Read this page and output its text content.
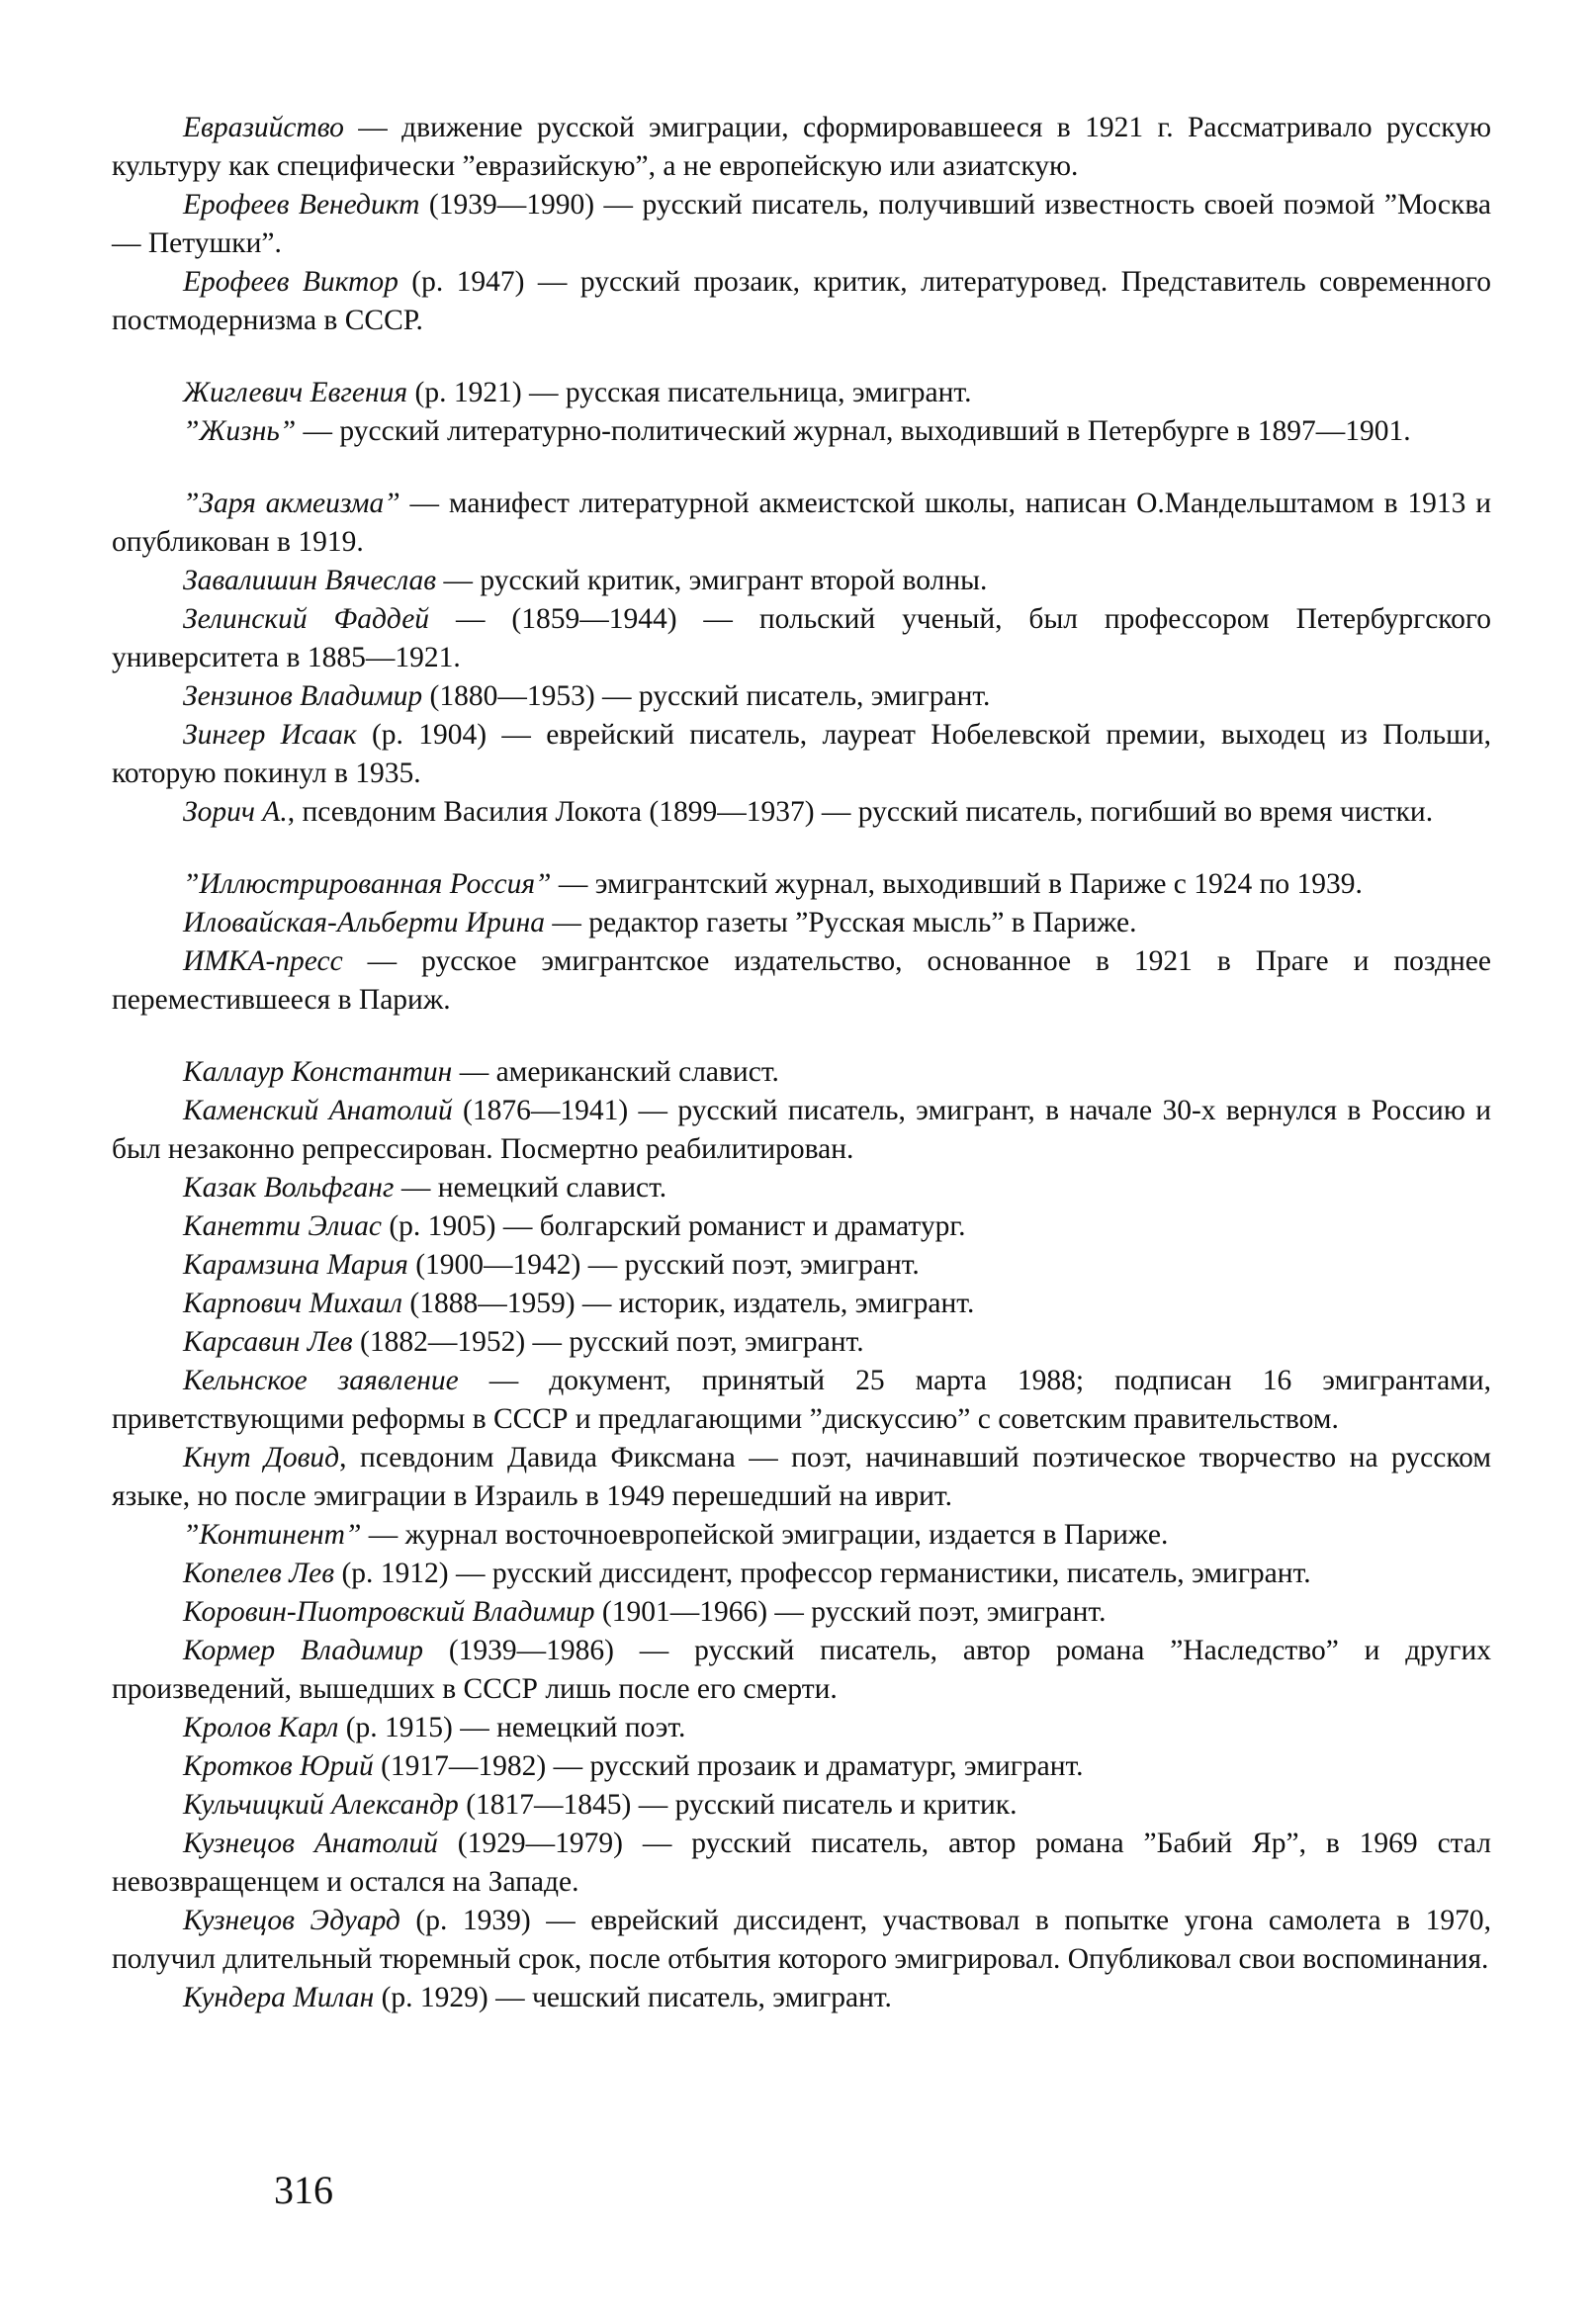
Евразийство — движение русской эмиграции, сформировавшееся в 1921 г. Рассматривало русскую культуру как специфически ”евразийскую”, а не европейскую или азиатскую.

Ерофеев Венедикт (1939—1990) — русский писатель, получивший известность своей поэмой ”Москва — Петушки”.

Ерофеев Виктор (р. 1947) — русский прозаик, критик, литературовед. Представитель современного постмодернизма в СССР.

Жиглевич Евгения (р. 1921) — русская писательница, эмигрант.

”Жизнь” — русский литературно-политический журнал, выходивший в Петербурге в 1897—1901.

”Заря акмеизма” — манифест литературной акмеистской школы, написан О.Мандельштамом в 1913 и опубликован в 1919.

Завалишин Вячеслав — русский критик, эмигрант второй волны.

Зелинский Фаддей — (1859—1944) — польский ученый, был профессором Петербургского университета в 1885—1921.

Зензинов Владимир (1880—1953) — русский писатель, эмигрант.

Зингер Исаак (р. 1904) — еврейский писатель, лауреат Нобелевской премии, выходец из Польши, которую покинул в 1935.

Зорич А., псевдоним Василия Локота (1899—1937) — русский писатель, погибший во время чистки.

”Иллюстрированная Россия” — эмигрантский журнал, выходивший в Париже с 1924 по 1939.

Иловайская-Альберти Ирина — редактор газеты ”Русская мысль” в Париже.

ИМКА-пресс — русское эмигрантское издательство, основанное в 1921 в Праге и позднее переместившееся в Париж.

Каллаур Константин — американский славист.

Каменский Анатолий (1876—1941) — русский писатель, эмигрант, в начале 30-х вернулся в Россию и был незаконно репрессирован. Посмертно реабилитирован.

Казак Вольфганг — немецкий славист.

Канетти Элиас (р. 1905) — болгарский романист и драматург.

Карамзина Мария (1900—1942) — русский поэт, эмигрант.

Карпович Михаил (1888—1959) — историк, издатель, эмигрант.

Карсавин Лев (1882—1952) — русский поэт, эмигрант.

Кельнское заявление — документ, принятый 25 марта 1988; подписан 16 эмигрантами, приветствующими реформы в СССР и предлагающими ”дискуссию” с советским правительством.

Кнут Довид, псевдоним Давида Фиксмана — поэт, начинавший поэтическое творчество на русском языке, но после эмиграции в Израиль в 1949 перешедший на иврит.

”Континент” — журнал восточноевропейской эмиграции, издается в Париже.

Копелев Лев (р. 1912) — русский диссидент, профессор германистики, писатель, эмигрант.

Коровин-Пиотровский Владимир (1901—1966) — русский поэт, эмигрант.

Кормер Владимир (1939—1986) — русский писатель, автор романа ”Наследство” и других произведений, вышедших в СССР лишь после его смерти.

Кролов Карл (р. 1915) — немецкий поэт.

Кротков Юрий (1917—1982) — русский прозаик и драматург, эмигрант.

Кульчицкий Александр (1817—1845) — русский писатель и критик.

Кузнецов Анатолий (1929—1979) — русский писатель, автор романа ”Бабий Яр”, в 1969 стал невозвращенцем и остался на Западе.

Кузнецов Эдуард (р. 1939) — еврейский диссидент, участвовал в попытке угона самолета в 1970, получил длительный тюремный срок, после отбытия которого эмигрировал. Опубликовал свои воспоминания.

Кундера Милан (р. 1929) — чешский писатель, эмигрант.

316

[Objective]
Copy out all of the material exactly as written, without its pictures.

[Answer in full]
Read this page and output its text content.
Евразийство — движение русской эмиграции, сформировавшееся в 1921 г. Рассматривало русскую культуру как специфически ”евразийскую”, а не европейскую или азиатскую.

Ерофеев Венедикт (1939—1990) — русский писатель, получивший известность своей поэмой ”Москва — Петушки”.

Ерофеев Виктор (р. 1947) — русский прозаик, критик, литературовед. Представитель современного постмодернизма в СССР.

Жиглевич Евгения (р. 1921) — русская писательница, эмигрант.

”Жизнь” — русский литературно-политический журнал, выходивший в Петербурге в 1897—1901.

”Заря акмеизма” — манифест литературной акмеистской школы, написан О.Мандельштамом в 1913 и опубликован в 1919.

Завалишин Вячеслав — русский критик, эмигрант второй волны.

Зелинский Фаддей — (1859—1944) — польский ученый, был профессором Петербургского университета в 1885—1921.

Зензинов Владимир (1880—1953) — русский писатель, эмигрант.

Зингер Исаак (р. 1904) — еврейский писатель, лауреат Нобелевской премии, выходец из Польши, которую покинул в 1935.

Зорич А., псевдоним Василия Локота (1899—1937) — русский писатель, погибший во время чистки.

”Иллюстрированная Россия” — эмигрантский журнал, выходивший в Париже с 1924 по 1939.

Иловайская-Альберти Ирина — редактор газеты ”Русская мысль” в Париже.

ИМКА-пресс — русское эмигрантское издательство, основанное в 1921 в Праге и позднее переместившееся в Париж.

Каллаур Константин — американский славист.

Каменский Анатолий (1876—1941) — русский писатель, эмигрант, в начале 30-х вернулся в Россию и был незаконно репрессирован. Посмертно реабилитирован.

Казак Вольфганг — немецкий славист.

Канетти Элиас (р. 1905) — болгарский романист и драматург.

Карамзина Мария (1900—1942) — русский поэт, эмигрант.

Карпович Михаил (1888—1959) — историк, издатель, эмигрант.

Карсавин Лев (1882—1952) — русский поэт, эмигрант.

Кельнское заявление — документ, принятый 25 марта 1988; подписан 16 эмигрантами, приветствующими реформы в СССР и предлагающими ”дискуссию” с советским правительством.

Кнут Довид, псевдоним Давида Фиксмана — поэт, начинавший поэтическое творчество на русском языке, но после эмиграции в Израиль в 1949 перешедший на иврит.

”Континент” — журнал восточноевропейской эмиграции, издается в Париже.

Копелев Лев (р. 1912) — русский диссидент, профессор германистики, писатель, эмигрант.

Коровин-Пиотровский Владимир (1901—1966) — русский поэт, эмигрант.

Кормер Владимир (1939—1986) — русский писатель, автор романа ”Наследство” и других произведений, вышедших в СССР лишь после его смерти.

Кролов Карл (р. 1915) — немецкий поэт.

Кротков Юрий (1917—1982) — русский прозаик и драматург, эмигрант.

Кульчицкий Александр (1817—1845) — русский писатель и критик.

Кузнецов Анатолий (1929—1979) — русский писатель, автор романа ”Бабий Яр”, в 1969 стал невозвращенцем и остался на Западе.

Кузнецов Эдуард (р. 1939) — еврейский диссидент, участвовал в попытке угона самолета в 1970, получил длительный тюремный срок, после отбытия которого эмигрировал. Опубликовал свои воспоминания.

Кундера Милан (р. 1929) — чешский писатель, эмигрант.

316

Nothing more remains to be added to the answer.